International career
- 1996–1997: Italy U16 / 14 / (1)
- 1997–1998: Italy U17 / 12 / (4)
- 1999–2000: Italy U19 / 6 / (2)

= Davide Sinigaglia =

Italian footballer (born 1981)

Davide Sinigaglia (born 29 July 1981) is an Italian footballer who plays as a forward for ASD Cellatica.

Sinigaglia had made over 200 games in Lega Pro but only a handful of games in Serie A and Serie B.

==Club career==
Sinigaglia was a youth product of Internazionale. He played his first Serie A match on 7 February 1999, Inter 5–1 Empoli. He was a substitute for Nicola Ventola. Coach Mircea Lucescu never used Sinigaglia again due to his young age.

===Ternana===
Sinigaglia was jointly contracted with Ternana and Inter from the 2001–02 season until June 2003; Ternana bought Sinigaglia and Cristian Lizzori outright from Inter for a peppercorn of €500 each in June 2003. Ternana bought half of Sinigaglia and Lizzori for a total of 1 billion lire (€516,457) in July 2001 and June 2002 respectively.

Sinigaglia was loaned to Serie C1 and Serie C2 teams during his whole contract with Ternana, namely Veneto club Padova and Lombard club Monza. Sinigaglia was then joint contracted by Ternana and Lumezzane. Sinigaglia scored his career high of 15 goals for the Lombard club in 2003–04 Serie C1. In June 2004 the joint-contract was renewed. On 31 August 2004 he was signed by Arezzo outright, from both Lumezzane and Ternana.

===Arezzo===
He played his first ever Serie B season for Arezzo in 11 games, before moving on loan to Atalanta of Serie A in January 2005 as a player to avoid falling back to the second division. He was then loaned by Genoa in 2005, to help the club to win promotion back to Serie B. He was called back in January 2006, for a chance to get the ticket to the promotion playoff to Serie A for Arezzo, but failed.

In summer 2006, he was moved to Padova of Serie C1, and one year later for another in the same level, Novara on 11 July 2007.

===Novara===
Sinigaglia made 56 appearances in the third tier for Novara. Both seasons the club failed to win major trophy nor promotion to the second division.
───
*Required tasks:*
A. Answer these questions from the Davide Sinigaglia article:
(i) For which club does Sinigaglia play as a forward?
(ii) Which player did Sinigaglia replace as a substitute in his first Serie A match?
(iii) How many goals did Sinigaglia score for Lumezzane in 2003–04 Serie C1?
B. In the Davide Sinigaglia article, rewrite the paragraph beginning "Sinigaglia was loaned to Serie C1 and Serie C2 teams" as a short list that keeps its main facts.
C. Write the next part of the Davide Sinigaglia article, picking up after its final sentence.
The listing after the article comes from a separate source.

(Document structure recognition data)
───
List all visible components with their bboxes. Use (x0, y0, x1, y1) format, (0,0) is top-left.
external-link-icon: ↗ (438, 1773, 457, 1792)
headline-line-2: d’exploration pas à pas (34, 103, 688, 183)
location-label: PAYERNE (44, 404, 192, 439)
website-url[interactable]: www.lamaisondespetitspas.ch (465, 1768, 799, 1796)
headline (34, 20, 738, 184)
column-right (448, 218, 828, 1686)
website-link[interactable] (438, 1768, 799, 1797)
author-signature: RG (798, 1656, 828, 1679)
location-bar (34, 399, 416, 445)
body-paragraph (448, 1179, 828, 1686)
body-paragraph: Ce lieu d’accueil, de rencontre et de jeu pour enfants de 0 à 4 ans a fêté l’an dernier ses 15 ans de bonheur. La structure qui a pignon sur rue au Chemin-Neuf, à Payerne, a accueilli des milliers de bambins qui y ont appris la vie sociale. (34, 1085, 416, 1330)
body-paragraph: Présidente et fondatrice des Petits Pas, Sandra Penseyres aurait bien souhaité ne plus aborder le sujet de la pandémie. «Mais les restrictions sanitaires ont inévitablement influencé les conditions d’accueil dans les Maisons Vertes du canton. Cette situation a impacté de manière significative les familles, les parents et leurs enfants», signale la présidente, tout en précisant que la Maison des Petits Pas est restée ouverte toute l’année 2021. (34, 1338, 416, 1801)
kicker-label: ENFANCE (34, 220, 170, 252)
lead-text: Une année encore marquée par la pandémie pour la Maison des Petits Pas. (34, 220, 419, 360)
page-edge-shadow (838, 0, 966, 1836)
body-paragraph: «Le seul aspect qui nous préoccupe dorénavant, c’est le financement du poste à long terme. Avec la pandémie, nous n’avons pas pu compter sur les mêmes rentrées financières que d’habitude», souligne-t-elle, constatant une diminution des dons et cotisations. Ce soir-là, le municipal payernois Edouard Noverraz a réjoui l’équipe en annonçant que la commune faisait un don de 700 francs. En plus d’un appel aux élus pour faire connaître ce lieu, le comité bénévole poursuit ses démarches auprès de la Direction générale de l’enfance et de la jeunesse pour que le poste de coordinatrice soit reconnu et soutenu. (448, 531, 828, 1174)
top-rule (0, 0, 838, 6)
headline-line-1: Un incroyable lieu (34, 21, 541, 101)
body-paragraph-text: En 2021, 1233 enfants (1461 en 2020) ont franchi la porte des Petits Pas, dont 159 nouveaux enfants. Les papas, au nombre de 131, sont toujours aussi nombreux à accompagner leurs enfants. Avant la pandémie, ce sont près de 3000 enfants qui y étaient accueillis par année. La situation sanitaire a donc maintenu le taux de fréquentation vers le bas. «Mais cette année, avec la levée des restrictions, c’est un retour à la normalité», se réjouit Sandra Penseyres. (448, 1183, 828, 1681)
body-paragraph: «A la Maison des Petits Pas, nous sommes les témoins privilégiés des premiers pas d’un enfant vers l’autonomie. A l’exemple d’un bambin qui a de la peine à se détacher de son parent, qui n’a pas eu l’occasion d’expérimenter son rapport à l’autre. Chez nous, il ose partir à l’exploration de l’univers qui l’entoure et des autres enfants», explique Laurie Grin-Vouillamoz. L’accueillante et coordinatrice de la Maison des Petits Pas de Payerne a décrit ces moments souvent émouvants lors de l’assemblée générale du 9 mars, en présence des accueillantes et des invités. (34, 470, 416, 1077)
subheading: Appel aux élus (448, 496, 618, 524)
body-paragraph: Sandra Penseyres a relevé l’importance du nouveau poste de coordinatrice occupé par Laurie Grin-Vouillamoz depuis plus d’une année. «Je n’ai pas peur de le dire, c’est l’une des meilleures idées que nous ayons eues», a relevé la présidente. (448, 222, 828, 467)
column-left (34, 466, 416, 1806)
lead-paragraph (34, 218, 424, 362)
───
*Your written answers:*
A.
(i) ASD Cellatica
(ii) Nicola Ventola
(iii) 15

B.
- During his whole contract with Ternana, Sinigaglia was loaned to Serie C1 and Serie C2 teams: Veneto club Padova and Lombard club Monza.
- He was then jointly contracted by Ternana and Lumezzane.
- He scored his career high of 15 goals for Lumezzane in 2003–04 Serie C1.
- The joint contract was renewed in June 2004.
- On 31 August 2004, Arezzo signed him outright from both Lumezzane and Ternana.

C.
===Cesena===
In 2009, he was swapped with Simone Motta of Cesena, the newcomer of Serie B. Sinigaglia was valued €500,000 and Motta for €720,000 (thus only €220,000 cash was involved). Sinigaglia signed a 2-year contract. In his third Serie B season, he only scored once in 7 games. In January 2010 Sinigaglia was loaned to Lanciano of the third tier. Lanciano finished as the ninth of group B. In the same month Cesena promoted to Serie A as the runner-up. Sinigaglia did not have any chance in 2010–11 Serie A, his fourth Serie A season.

===Ternana===
In January 2011 he was transferred to Ternana for free. After winning promotion to Serie B, the contract was extended along with forward Raffaele Nolè.

===Monza===
On 2 September 2013 Sinigaglia was signed by Monza. In August 2013 Sinigaglia also acquired the license to become a youth team coach.

===Reggiana===
On 2 August 2014 Sinigaglia was signed by Reggiana in a 2-year contract. On 2 February 2015 he was signed by Giana Erminio in a temporary deal.

===Pistoiese===
Sinigaglia was signed by Pistoiese on 31 August 2015, in a definitive deal from Reggiana.

===Grosseto & Parma===
On 9 September 2016 Sinigaglia was signed by Serie D club Grosseto. On 5 February 2017 Sinigaglia was signed by Parma on a free transfer.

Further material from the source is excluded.